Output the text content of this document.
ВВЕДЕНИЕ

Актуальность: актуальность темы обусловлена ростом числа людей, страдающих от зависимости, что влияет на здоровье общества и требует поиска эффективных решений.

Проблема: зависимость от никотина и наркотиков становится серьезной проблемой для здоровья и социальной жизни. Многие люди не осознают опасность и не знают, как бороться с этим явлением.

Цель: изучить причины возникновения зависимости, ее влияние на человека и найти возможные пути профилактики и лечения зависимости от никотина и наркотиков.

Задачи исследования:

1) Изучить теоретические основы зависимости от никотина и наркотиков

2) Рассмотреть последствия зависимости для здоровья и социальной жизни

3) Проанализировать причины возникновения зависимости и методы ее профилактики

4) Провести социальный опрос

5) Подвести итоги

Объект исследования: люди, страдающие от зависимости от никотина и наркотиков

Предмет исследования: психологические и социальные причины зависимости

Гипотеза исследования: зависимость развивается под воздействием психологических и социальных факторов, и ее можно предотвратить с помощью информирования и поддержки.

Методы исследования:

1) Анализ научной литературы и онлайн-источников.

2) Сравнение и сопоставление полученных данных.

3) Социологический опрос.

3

# # # # # # #

▶ [Directive]: Say how many lines in this listing hold the string "профилактики", giving the count and nothing more.

▶ [Solution for this task]: 2